TASK DETAILS:
Copy out every item below word for word, leaving out the pictures.
───── EXERCISE INPUTS ─────
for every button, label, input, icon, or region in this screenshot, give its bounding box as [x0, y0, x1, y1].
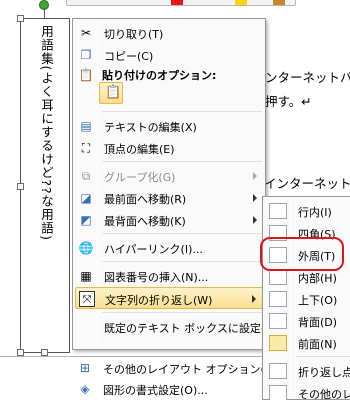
menu-item-send-to-back[interactable]: ◩ 最背面へ移動(K) — [75, 209, 263, 231]
submenu-item-label: 内部(H) — [298, 272, 337, 285]
submenu-item-behind-text[interactable]: 背面(D) — [265, 310, 350, 332]
mini-toolbar[interactable] — [66, 0, 296, 6]
more-layout-icon — [269, 385, 287, 400]
paste-keep-text-only-button[interactable]: 📋 — [99, 82, 123, 104]
submenu-item-label: 前面(N) — [298, 338, 337, 351]
behind-text-icon — [269, 313, 287, 329]
menu-item-cut[interactable]: ✂ 切り取り(T) — [75, 22, 263, 44]
menu-item-label: 頂点の編集(E) — [104, 143, 175, 156]
menu-item-text-wrap[interactable]: ⤧ 文字列の折り返し(W) — [75, 287, 263, 309]
menu-item-set-default-textbox[interactable]: 既定のテキスト ボックスに設定(D) — [75, 316, 278, 338]
hyperlink-icon: 🌐 — [78, 241, 94, 255]
doc-text-line-2: 押す。↵ — [265, 94, 312, 109]
vertical-text: 用語集(よく耳にするけど??な用語) — [39, 25, 54, 242]
submenu-item-label: 折り返し点の — [298, 366, 350, 379]
submenu-item-label: 上下(O) — [298, 294, 338, 307]
copy-icon: ❐ — [80, 48, 92, 62]
menu-item-label: 既定のテキスト ボックスに設定(D) — [104, 322, 278, 335]
menu-item-copy[interactable]: ❐ コピー(C) — [75, 44, 263, 66]
menu-separator — [102, 312, 262, 313]
submenu-item-more-layout[interactable]: その他のレイア — [265, 382, 350, 400]
font-color-swatch[interactable] — [171, 0, 183, 5]
top-bottom-icon — [269, 291, 287, 307]
paste-options-icon: 📋 — [78, 68, 94, 82]
in-front-icon — [269, 335, 287, 351]
menu-item-label: ハイパーリンク(I)... — [104, 243, 203, 256]
doc-text-line-3: インターネット — [264, 176, 350, 191]
menu-item-bring-to-front[interactable]: ◪ 最前面へ移動(R) — [75, 187, 263, 209]
menu-item-label: コピー(C) — [104, 50, 154, 63]
menu-item-label: 図表番号の挿入(N)... — [104, 271, 209, 284]
submenu-item-in-front[interactable]: 前面(N) — [265, 332, 350, 354]
submenu-item-edit-wrap-points[interactable]: 折り返し点の — [265, 360, 350, 382]
edit-points-icon: ⛶ — [81, 141, 91, 155]
layout-options-icon: ⊞ — [79, 361, 91, 375]
submenu-item-top-bottom[interactable]: 上下(O) — [265, 288, 350, 310]
submenu-arrow-icon — [253, 194, 257, 202]
menu-separator — [102, 233, 262, 234]
word-document-stage: ンターネットバ 押す。↵ インターネット 用語集(よく耳にするけど??な用語) … — [0, 0, 350, 400]
context-menu: ✂ 切り取り(T) ❐ コピー(C) 📋 貼り付けのオプション: 📋 ▤ テキス… — [72, 18, 278, 350]
edit-wrap-points-icon — [269, 363, 287, 379]
menu-item-layout-options[interactable]: ⊞ その他のレイアウト オプション(L)... — [74, 357, 286, 379]
through-icon — [269, 269, 287, 285]
menu-item-edit-points[interactable]: ⛶ 頂点の編集(E) — [75, 137, 263, 159]
menu-item-group[interactable]: ⧉ グループ化(G) — [75, 165, 263, 187]
paste-options-heading: 貼り付けのオプション: — [102, 69, 217, 82]
menu-item-label: 切り取り(T) — [104, 28, 164, 41]
submenu-arrow-icon — [252, 295, 256, 303]
text-wrap-submenu: 行内(I) 四角(S) 外周(T) 内部(H) 上下(O) 背面(D) 前面(N… — [262, 196, 350, 400]
menu-item-label: テキストの編集(X) — [104, 121, 197, 134]
shape-fill-swatch[interactable] — [273, 0, 285, 5]
resize-handle-bottom-left[interactable] — [17, 349, 24, 356]
menu-item-hyperlink[interactable]: 🌐 ハイパーリンク(I)... — [75, 237, 263, 259]
format-shape-icon: ◈ — [80, 382, 90, 396]
resize-handle-top-left[interactable] — [17, 15, 24, 22]
text-wrap-icon: ⤧ — [79, 291, 95, 307]
menu-item-label: 文字列の折り返し(W) — [105, 294, 213, 307]
resize-handle-bottom[interactable] — [41, 349, 48, 356]
insert-caption-icon: ▦ — [80, 269, 92, 283]
menu-item-label: 図形の書式設定(O)... — [103, 384, 208, 397]
group-icon: ⧉ — [81, 169, 91, 183]
doc-text-line-1: ンターネットバ — [265, 70, 350, 85]
menu-separator — [102, 161, 262, 162]
menu-item-insert-caption[interactable]: ▦ 図表番号の挿入(N)... — [75, 265, 263, 287]
rotate-handle-stem — [44, 8, 45, 18]
submenu-item-label: 背面(D) — [298, 316, 338, 329]
menu-separator — [102, 261, 262, 262]
submenu-separator — [296, 356, 350, 357]
edit-text-icon: ▤ — [80, 119, 92, 133]
highlight-swatch[interactable] — [235, 0, 247, 5]
submenu-item-label: 行内(I) — [298, 206, 332, 219]
submenu-item-inline[interactable]: 行内(I) — [265, 200, 350, 222]
submenu-item-label: その他のレイア — [298, 388, 350, 400]
menu-item-label: 最前面へ移動(R) — [104, 193, 187, 206]
scissors-icon: ✂ — [80, 26, 92, 40]
red-highlight-annotation — [260, 237, 344, 271]
vertical-text-box[interactable]: 用語集(よく耳にするけど??な用語) — [20, 18, 70, 353]
menu-item-label: その他のレイアウト オプション(L)... — [103, 363, 286, 376]
paste-clipboard-icon: 📋 — [105, 85, 122, 100]
resize-handle-left[interactable] — [17, 183, 24, 190]
submenu-arrow-icon — [253, 172, 257, 180]
menu-item-label: グループ化(G) — [104, 171, 176, 184]
inline-icon — [269, 203, 287, 219]
menu-item-edit-text[interactable]: ▤ テキストの編集(X) — [75, 115, 263, 137]
send-to-back-icon: ◩ — [80, 213, 92, 227]
menu-separator — [102, 111, 262, 112]
menu-item-format-shape[interactable]: ◈ 図形の書式設定(O)... — [74, 378, 262, 400]
bring-to-front-icon: ◪ — [80, 191, 92, 205]
submenu-arrow-icon — [253, 216, 257, 224]
menu-item-label: 最背面へ移動(K) — [104, 215, 186, 228]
─────
EXERCISE RESPONSE:
for every button, label, input, icon, or region in this screenshot, give its bounding box as [x0, y0, x1, y1].
menu-item-send-to-back[interactable]: ◩ 最背面へ移動(K) — [75, 209, 263, 231]
submenu-item-label: 内部(H) — [298, 272, 337, 285]
submenu-item-behind-text[interactable]: 背面(D) — [265, 310, 350, 332]
mini-toolbar[interactable] — [66, 0, 296, 6]
more-layout-icon — [269, 385, 287, 400]
paste-keep-text-only-button[interactable]: 📋 — [99, 82, 123, 104]
submenu-item-label: 前面(N) — [298, 338, 337, 351]
behind-text-icon — [269, 313, 287, 329]
menu-item-cut[interactable]: ✂ 切り取り(T) — [75, 22, 263, 44]
menu-item-label: 頂点の編集(E) — [104, 143, 175, 156]
menu-item-text-wrap[interactable]: ⤧ 文字列の折り返し(W) — [75, 287, 263, 309]
menu-item-set-default-textbox[interactable]: 既定のテキスト ボックスに設定(D) — [75, 316, 278, 338]
hyperlink-icon: 🌐 — [78, 241, 94, 255]
doc-text-line-2: 押す。↵ — [265, 94, 312, 109]
vertical-text: 用語集(よく耳にするけど??な用語) — [39, 25, 54, 242]
submenu-item-label: 折り返し点の — [298, 366, 350, 379]
submenu-item-label: 上下(O) — [298, 294, 338, 307]
copy-icon: ❐ — [80, 48, 92, 62]
menu-item-label: 既定のテキスト ボックスに設定(D) — [104, 322, 278, 335]
menu-item-copy[interactable]: ❐ コピー(C) — [75, 44, 263, 66]
menu-separator — [102, 312, 262, 313]
submenu-item-more-layout[interactable]: その他のレイア — [265, 382, 350, 400]
font-color-swatch[interactable] — [171, 0, 183, 5]
top-bottom-icon — [269, 291, 287, 307]
paste-options-icon: 📋 — [78, 68, 94, 82]
in-front-icon — [269, 335, 287, 351]
menu-item-label: ハイパーリンク(I)... — [104, 243, 203, 256]
doc-text-line-3: インターネット — [264, 176, 350, 191]
menu-item-bring-to-front[interactable]: ◪ 最前面へ移動(R) — [75, 187, 263, 209]
menu-item-label: コピー(C) — [104, 50, 154, 63]
menu-item-label: 図表番号の挿入(N)... — [104, 271, 209, 284]
submenu-item-in-front[interactable]: 前面(N) — [265, 332, 350, 354]
submenu-item-edit-wrap-points[interactable]: 折り返し点の — [265, 360, 350, 382]
edit-points-icon: ⛶ — [81, 141, 91, 155]
layout-options-icon: ⊞ — [79, 361, 91, 375]
submenu-item-top-bottom[interactable]: 上下(O) — [265, 288, 350, 310]
submenu-arrow-icon — [253, 194, 257, 202]
menu-separator — [102, 233, 262, 234]
word-document-stage: ンターネットバ 押す。↵ インターネット 用語集(よく耳にするけど??な用語) … — [0, 0, 350, 400]
context-menu: ✂ 切り取り(T) ❐ コピー(C) 📋 貼り付けのオプション: 📋 ▤ テキス… — [72, 18, 278, 350]
edit-wrap-points-icon — [269, 363, 287, 379]
menu-item-layout-options[interactable]: ⊞ その他のレイアウト オプション(L)... — [74, 357, 286, 379]
through-icon — [269, 269, 287, 285]
menu-item-edit-points[interactable]: ⛶ 頂点の編集(E) — [75, 137, 263, 159]
menu-item-group[interactable]: ⧉ グループ化(G) — [75, 165, 263, 187]
paste-options-heading: 貼り付けのオプション: — [102, 69, 217, 82]
menu-item-label: 切り取り(T) — [104, 28, 164, 41]
submenu-arrow-icon — [252, 295, 256, 303]
text-wrap-submenu: 行内(I) 四角(S) 外周(T) 内部(H) 上下(O) 背面(D) 前面(N… — [262, 196, 350, 400]
menu-item-label: テキストの編集(X) — [104, 121, 197, 134]
shape-fill-swatch[interactable] — [273, 0, 285, 5]
resize-handle-bottom-left[interactable] — [17, 349, 24, 356]
menu-item-hyperlink[interactable]: 🌐 ハイパーリンク(I)... — [75, 237, 263, 259]
format-shape-icon: ◈ — [80, 382, 90, 396]
resize-handle-top-left[interactable] — [17, 15, 24, 22]
text-wrap-icon: ⤧ — [79, 291, 95, 307]
menu-item-label: 文字列の折り返し(W) — [105, 294, 213, 307]
resize-handle-bottom[interactable] — [41, 349, 48, 356]
insert-caption-icon: ▦ — [80, 269, 92, 283]
menu-item-label: 図形の書式設定(O)... — [103, 384, 208, 397]
group-icon: ⧉ — [81, 169, 91, 183]
doc-text-line-1: ンターネットバ — [265, 70, 350, 85]
menu-separator — [102, 161, 262, 162]
menu-item-insert-caption[interactable]: ▦ 図表番号の挿入(N)... — [75, 265, 263, 287]
rotate-handle-stem — [44, 8, 45, 18]
submenu-item-label: 背面(D) — [298, 316, 338, 329]
menu-separator — [102, 261, 262, 262]
submenu-separator — [296, 356, 350, 357]
edit-text-icon: ▤ — [80, 119, 92, 133]
highlight-swatch[interactable] — [235, 0, 247, 5]
submenu-item-label: 行内(I) — [298, 206, 332, 219]
submenu-item-inline[interactable]: 行内(I) — [265, 200, 350, 222]
submenu-item-label: その他のレイア — [298, 388, 350, 400]
menu-item-label: 最前面へ移動(R) — [104, 193, 187, 206]
scissors-icon: ✂ — [80, 26, 92, 40]
red-highlight-annotation — [260, 237, 344, 271]
vertical-text-box[interactable]: 用語集(よく耳にするけど??な用語) — [20, 18, 70, 353]
menu-item-label: その他のレイアウト オプション(L)... — [103, 363, 286, 376]
paste-clipboard-icon: 📋 — [105, 85, 122, 100]
resize-handle-left[interactable] — [17, 183, 24, 190]
submenu-arrow-icon — [253, 172, 257, 180]
menu-item-label: グループ化(G) — [104, 171, 176, 184]
inline-icon — [269, 203, 287, 219]
menu-item-edit-text[interactable]: ▤ テキストの編集(X) — [75, 115, 263, 137]
send-to-back-icon: ◩ — [80, 213, 92, 227]
menu-separator — [102, 111, 262, 112]
menu-item-format-shape[interactable]: ◈ 図形の書式設定(O)... — [74, 378, 262, 400]
bring-to-front-icon: ◪ — [80, 191, 92, 205]
submenu-arrow-icon — [253, 216, 257, 224]
menu-item-label: 最背面へ移動(K) — [104, 215, 186, 228]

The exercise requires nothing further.